Saved entries
━━━

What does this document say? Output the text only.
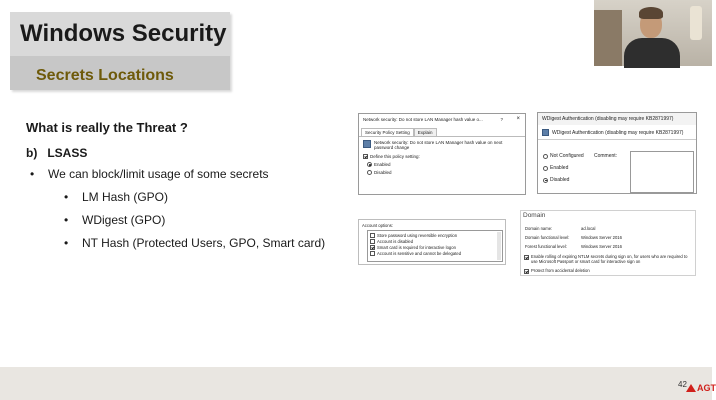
Windows Security
Secrets Locations
What is really the Threat ?
b) LSASS
• We can block/limit usage of some secrets
• LM Hash (GPO)
• WDigest (GPO)
• NT Hash (Protected Users, GPO, Smart card)
Network security: Do not store LAN Manager hash value o...	? ×
Security Policy Setting	Explain
Network security: Do not store LAN Manager hash value on next password change
Define this policy setting:
Enabled
Disabled
WDigest Authentication (disabling may require KB2871997)
WDigest Authentication (disabling may require KB2871997)
Not Configured
Enabled
Disabled
Comment:
Account options:
Store password using reversible encryption
Account is disabled
Smart card is required for interactive logon
Account is sensitive and cannot be delegated
Domain
Domain name:	ad.local
Domain functional level:	Windows Server 2016
Forest functional level:	Windows Server 2016
Enable rolling of expiring NTLM secrets during sign on, for users who are required to use Microsoft Passport or smart card for interactive sign on
Protect from accidental deletion
42	AGT
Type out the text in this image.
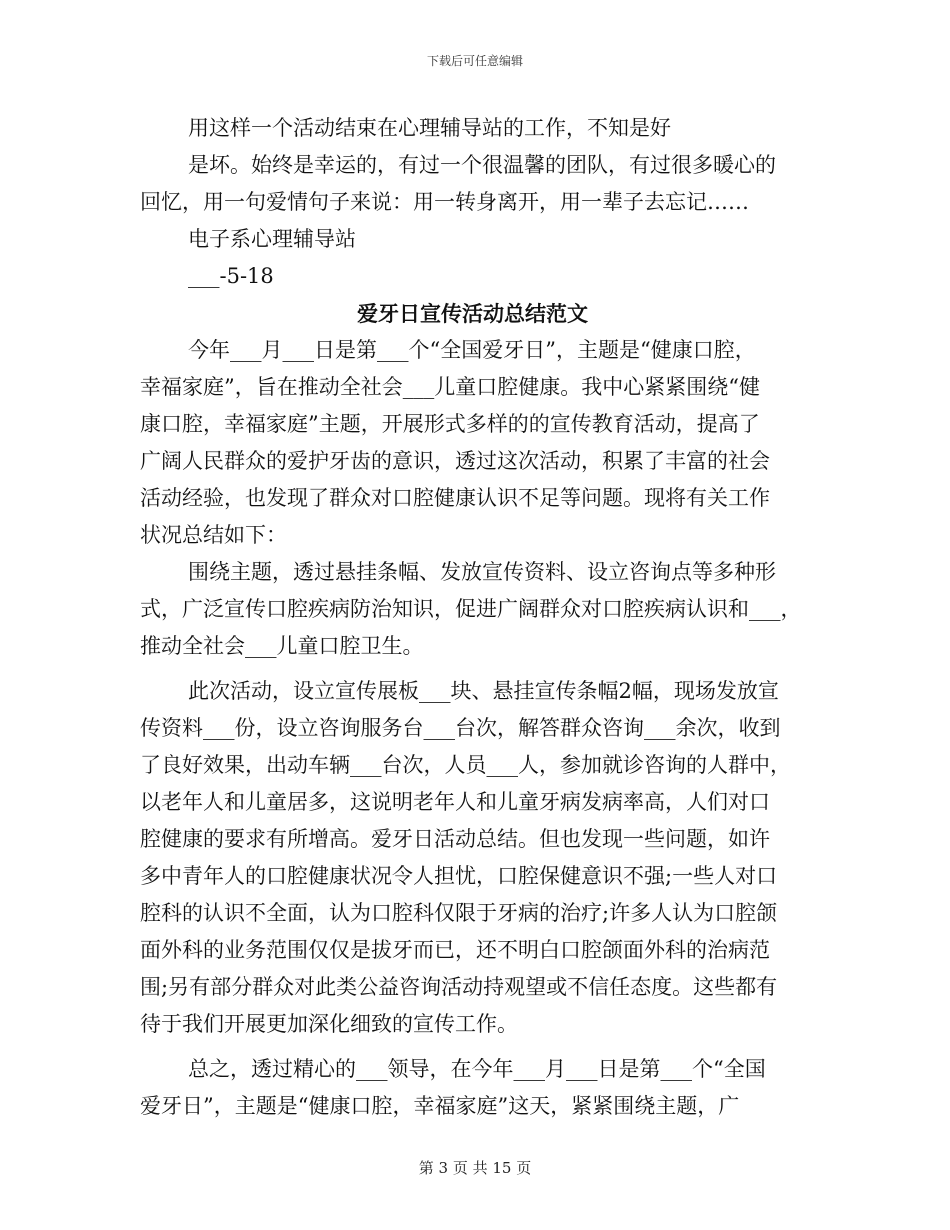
下载后可任意编辑
用这样一个活动结束在心理辅导站的工作，不知是好
是坏。始终是幸运的，有过一个很温馨的团队，有过很多暖心的
回忆，用一句爱情句子来说：用一转身离开，用一辈子去忘记……
电子系心理辅导站
___-5-18
爱牙日宣传活动总结范文
今年___月___日是第___个“全国爱牙日”，主题是“健康口腔，
幸福家庭”，旨在推动全社会___儿童口腔健康。我中心紧紧围绕“健
康口腔，幸福家庭”主题，开展形式多样的的宣传教育活动，提高了
广阔人民群众的爱护牙齿的意识，透过这次活动，积累了丰富的社会
活动经验，也发现了群众对口腔健康认识不足等问题。现将有关工作
状况总结如下：
围绕主题，透过悬挂条幅、发放宣传资料、设立咨询点等多种形
式，广泛宣传口腔疾病防治知识，促进广阔群众对口腔疾病认识和___，
推动全社会___儿童口腔卫生。
此次活动，设立宣传展板___块、悬挂宣传条幅2幅，现场发放宣
传资料___份，设立咨询服务台___台次，解答群众咨询___余次，收到
了良好效果，出动车辆___台次，人员___人，参加就诊咨询的人群中，
以老年人和儿童居多，这说明老年人和儿童牙病发病率高，人们对口
腔健康的要求有所增高。爱牙日活动总结。但也发现一些问题，如许
多中青年人的口腔健康状况令人担忧，口腔保健意识不强;一些人对口
腔科的认识不全面，认为口腔科仅限于牙病的治疗;许多人认为口腔颌
面外科的业务范围仅仅是拔牙而已，还不明白口腔颌面外科的治病范
围;另有部分群众对此类公益咨询活动持观望或不信任态度。这些都有
待于我们开展更加深化细致的宣传工作。
总之，透过精心的___领导，在今年___月___日是第___个“全国
爱牙日”，主题是“健康口腔，幸福家庭”这天，紧紧围绕主题，广
第 3 页 共 15 页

━━━

Return all of the entries exactly as written, but drop any pictures they hold.

What does this document say? Output the text only.
Windows Security
Secrets Locations
What is really the Threat ?
b) LSASS
• We can block/limit usage of some secrets
• LM Hash (GPO)
• WDigest (GPO)
• NT Hash (Protected Users, GPO, Smart card)
Network security: Do not store LAN Manager hash value o...	? ×
Security Policy Setting	Explain
Network security: Do not store LAN Manager hash value on next password change
Define this policy setting:
Enabled
Disabled
WDigest Authentication (disabling may require KB2871997)
WDigest Authentication (disabling may require KB2871997)
Not Configured
Enabled
Disabled
Comment:
Account options:
Store password using reversible encryption
Account is disabled
Smart card is required for interactive logon
Account is sensitive and cannot be delegated
Domain
Domain name:	ad.local
Domain functional level:	Windows Server 2016
Forest functional level:	Windows Server 2016
Enable rolling of expiring NTLM secrets during sign on, for users who are required to use Microsoft Passport or smart card for interactive sign on
Protect from accidental deletion
42	AGT
Type out the text in this image.
下载后可任意编辑
用这样一个活动结束在心理辅导站的工作，不知是好
是坏。始终是幸运的，有过一个很温馨的团队，有过很多暖心的
回忆，用一句爱情句子来说：用一转身离开，用一辈子去忘记……
电子系心理辅导站
___-5-18
爱牙日宣传活动总结范文
今年___月___日是第___个“全国爱牙日”，主题是“健康口腔，
幸福家庭”，旨在推动全社会___儿童口腔健康。我中心紧紧围绕“健
康口腔，幸福家庭”主题，开展形式多样的的宣传教育活动，提高了
广阔人民群众的爱护牙齿的意识，透过这次活动，积累了丰富的社会
活动经验，也发现了群众对口腔健康认识不足等问题。现将有关工作
状况总结如下：
围绕主题，透过悬挂条幅、发放宣传资料、设立咨询点等多种形
式，广泛宣传口腔疾病防治知识，促进广阔群众对口腔疾病认识和___，
推动全社会___儿童口腔卫生。
此次活动，设立宣传展板___块、悬挂宣传条幅2幅，现场发放宣
传资料___份，设立咨询服务台___台次，解答群众咨询___余次，收到
了良好效果，出动车辆___台次，人员___人，参加就诊咨询的人群中，
以老年人和儿童居多，这说明老年人和儿童牙病发病率高，人们对口
腔健康的要求有所增高。爱牙日活动总结。但也发现一些问题，如许
多中青年人的口腔健康状况令人担忧，口腔保健意识不强;一些人对口
腔科的认识不全面，认为口腔科仅限于牙病的治疗;许多人认为口腔颌
面外科的业务范围仅仅是拔牙而已，还不明白口腔颌面外科的治病范
围;另有部分群众对此类公益咨询活动持观望或不信任态度。这些都有
待于我们开展更加深化细致的宣传工作。
总之，透过精心的___领导，在今年___月___日是第___个“全国
爱牙日”，主题是“健康口腔，幸福家庭”这天，紧紧围绕主题，广
第 3 页 共 15 页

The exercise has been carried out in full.